Task details: Exactly as they appear, output all of the records. Skip any images.

Data extract:
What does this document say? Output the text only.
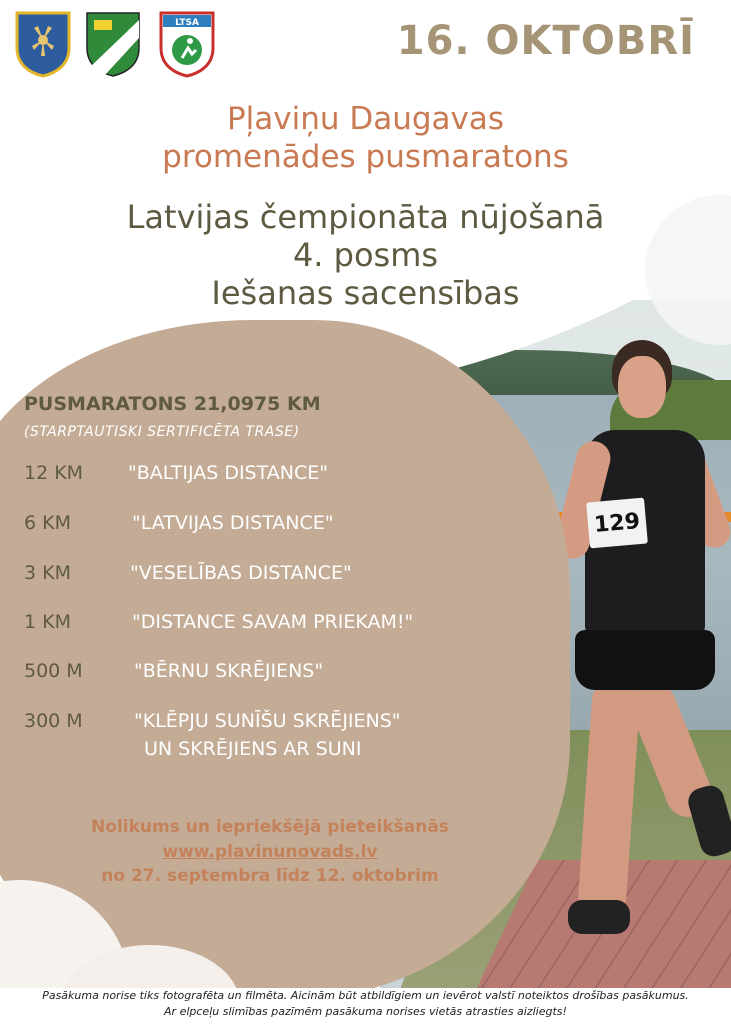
129
LTSA	16. OKTOBRĪ
Pļaviņu Daugavas
promenādes pusmaratons
Latvijas čempionāta nūjošanā
4. posms
Iešanas sacensības
PUSMARATONS 21,0975 KM
(STARPTAUTISKI SERTIFICĒTA TRASE)
12 KM "BALTIJAS DISTANCE"
6 KM	"LATVIJAS DISTANCE"
3 KM	"VESELĪBAS DISTANCE"
1 KM	"DISTANCE SAVAM PRIEKAM!"
500 M	"BĒRNU SKRĒJIENS"
300 M	"KLĒPJU SUNĪŠU SKRĒJIENS"
UN SKRĒJIENS AR SUNI
Nolikums un iepriekšējā pieteikšanās
www.plavinunovads.lv
no 27. septembra līdz 12. oktobrim
Pasākuma norise tiks fotografēta un filmēta. Aicinām būt atbildīgiem un ievērot valstī noteiktos drošības pasākumus.
Ar elpceļu slimības pazīmēm pasākuma norises vietās atrasties aizliegts!
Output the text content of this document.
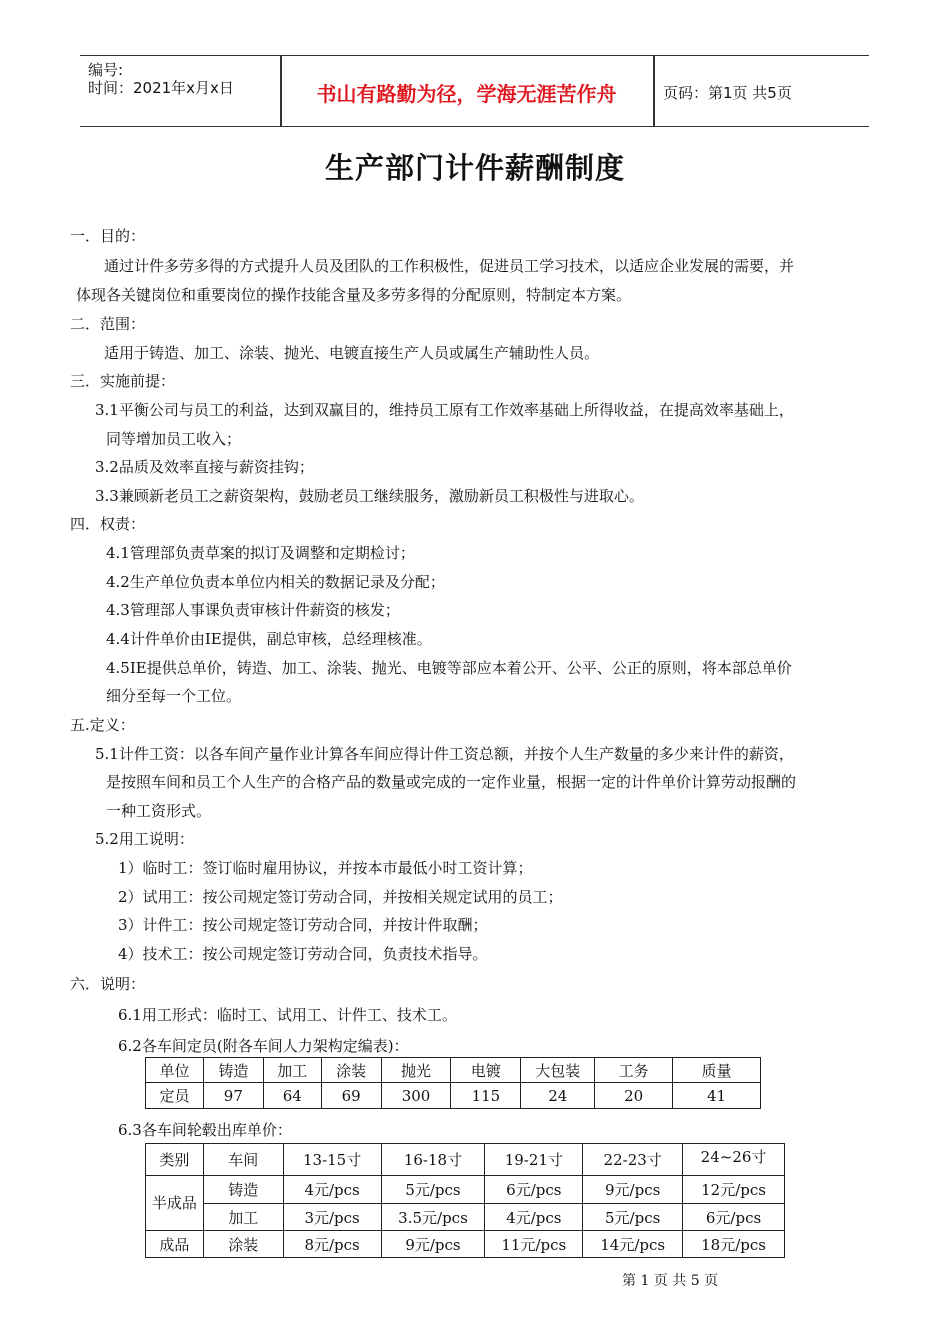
编号:
时间：2021年x月x日	书山有路勤为径，学海无涯苦作舟	页码：第1页 共5页
生产部门计件薪酬制度
一．目的：
通过计件多劳多得的方式提升人员及团队的工作积极性，促进员工学习技术，以适应企业发展的需要，并
体现各关键岗位和重要岗位的操作技能含量及多劳多得的分配原则，特制定本方案。
二．范围：
适用于铸造、加工、涂装、抛光、电镀直接生产人员或属生产辅助性人员。
三．实施前提：
3.1平衡公司与员工的利益，达到双赢目的，维持员工原有工作效率基础上所得收益，在提高效率基础上，
同等增加员工收入；
3.2品质及效率直接与薪资挂钩；
3.3兼顾新老员工之薪资架构，鼓励老员工继续服务，激励新员工积极性与进取心。
四．权责：
4.1管理部负责草案的拟订及调整和定期检讨；
4.2生产单位负责本单位内相关的数据记录及分配；
4.3管理部人事课负责审核计件薪资的核发；
4.4计件单价由IE提供，副总审核，总经理核准。
4.5IE提供总单价，铸造、加工、涂装、抛光、电镀等部应本着公开、公平、公正的原则，将本部总单价
细分至每一个工位。
五.定义：
5.1计件工资：以各车间产量作业计算各车间应得计件工资总额，并按个人生产数量的多少来计件的薪资，
是按照车间和员工个人生产的合格产品的数量或完成的一定作业量，根据一定的计件单价计算劳动报酬的
一种工资形式。
5.2用工说明：
1）临时工：签订临时雇用协议，并按本市最低小时工资计算；
2）试用工：按公司规定签订劳动合同，并按相关规定试用的员工；
3）计件工：按公司规定签订劳动合同，并按计件取酬；
4）技术工：按公司规定签订劳动合同，负责技术指导。
六．说明：
6.1用工形式：临时工、试用工、计件工、技术工。
6.2各车间定员(附各车间人力架构定编表)：
单位	铸造	加工	涂装	抛光	电镀	大包装	工务	质量
定员	97	64	69	300	115	24	20	41
6.3各车间轮毂出库单价：
类别	车间	13-15寸	16-18寸	19-21寸	22-23寸	24~26寸
半成品	铸造	4元/pcs	5元/pcs	6元/pcs	9元/pcs	12元/pcs
	加工	3元/pcs	3.5元/pcs	4元/pcs	5元/pcs	6元/pcs
成品	涂装	8元/pcs	9元/pcs	11元/pcs	14元/pcs	18元/pcs
第 1 页 共 5 页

Exercise solution:
What does this document say? Output the text only.
129
LTSA	16. OKTOBRĪ
Pļaviņu Daugavas
promenādes pusmaratons
Latvijas čempionāta nūjošanā
4. posms
Iešanas sacensības
PUSMARATONS 21,0975 KM
(STARPTAUTISKI SERTIFICĒTA TRASE)
12 KM "BALTIJAS DISTANCE"
6 KM	"LATVIJAS DISTANCE"
3 KM	"VESELĪBAS DISTANCE"
1 KM	"DISTANCE SAVAM PRIEKAM!"
500 M	"BĒRNU SKRĒJIENS"
300 M	"KLĒPJU SUNĪŠU SKRĒJIENS"
UN SKRĒJIENS AR SUNI
Nolikums un iepriekšējā pieteikšanās
www.plavinunovads.lv
no 27. septembra līdz 12. oktobrim
Pasākuma norise tiks fotografēta un filmēta. Aicinām būt atbildīgiem un ievērot valstī noteiktos drošības pasākumus.
Ar elpceļu slimības pazīmēm pasākuma norises vietās atrasties aizliegts!
Output the text content of this document.
编号:
时间：2021年x月x日	书山有路勤为径，学海无涯苦作舟	页码：第1页 共5页
生产部门计件薪酬制度
一．目的：
通过计件多劳多得的方式提升人员及团队的工作积极性，促进员工学习技术，以适应企业发展的需要，并
体现各关键岗位和重要岗位的操作技能含量及多劳多得的分配原则，特制定本方案。
二．范围：
适用于铸造、加工、涂装、抛光、电镀直接生产人员或属生产辅助性人员。
三．实施前提：
3.1平衡公司与员工的利益，达到双赢目的，维持员工原有工作效率基础上所得收益，在提高效率基础上，
同等增加员工收入；
3.2品质及效率直接与薪资挂钩；
3.3兼顾新老员工之薪资架构，鼓励老员工继续服务，激励新员工积极性与进取心。
四．权责：
4.1管理部负责草案的拟订及调整和定期检讨；
4.2生产单位负责本单位内相关的数据记录及分配；
4.3管理部人事课负责审核计件薪资的核发；
4.4计件单价由IE提供，副总审核，总经理核准。
4.5IE提供总单价，铸造、加工、涂装、抛光、电镀等部应本着公开、公平、公正的原则，将本部总单价
细分至每一个工位。
五.定义：
5.1计件工资：以各车间产量作业计算各车间应得计件工资总额，并按个人生产数量的多少来计件的薪资，
是按照车间和员工个人生产的合格产品的数量或完成的一定作业量，根据一定的计件单价计算劳动报酬的
一种工资形式。
5.2用工说明：
1）临时工：签订临时雇用协议，并按本市最低小时工资计算；
2）试用工：按公司规定签订劳动合同，并按相关规定试用的员工；
3）计件工：按公司规定签订劳动合同，并按计件取酬；
4）技术工：按公司规定签订劳动合同，负责技术指导。
六．说明：
6.1用工形式：临时工、试用工、计件工、技术工。
6.2各车间定员(附各车间人力架构定编表)：
单位	铸造	加工	涂装	抛光	电镀	大包装	工务	质量
定员	97	64	69	300	115	24	20	41
6.3各车间轮毂出库单价：
类别	车间	13-15寸	16-18寸	19-21寸	22-23寸	24~26寸
半成品	铸造	4元/pcs	5元/pcs	6元/pcs	9元/pcs	12元/pcs
	加工	3元/pcs	3.5元/pcs	4元/pcs	5元/pcs	6元/pcs
成品	涂装	8元/pcs	9元/pcs	11元/pcs	14元/pcs	18元/pcs
第 1 页 共 5 页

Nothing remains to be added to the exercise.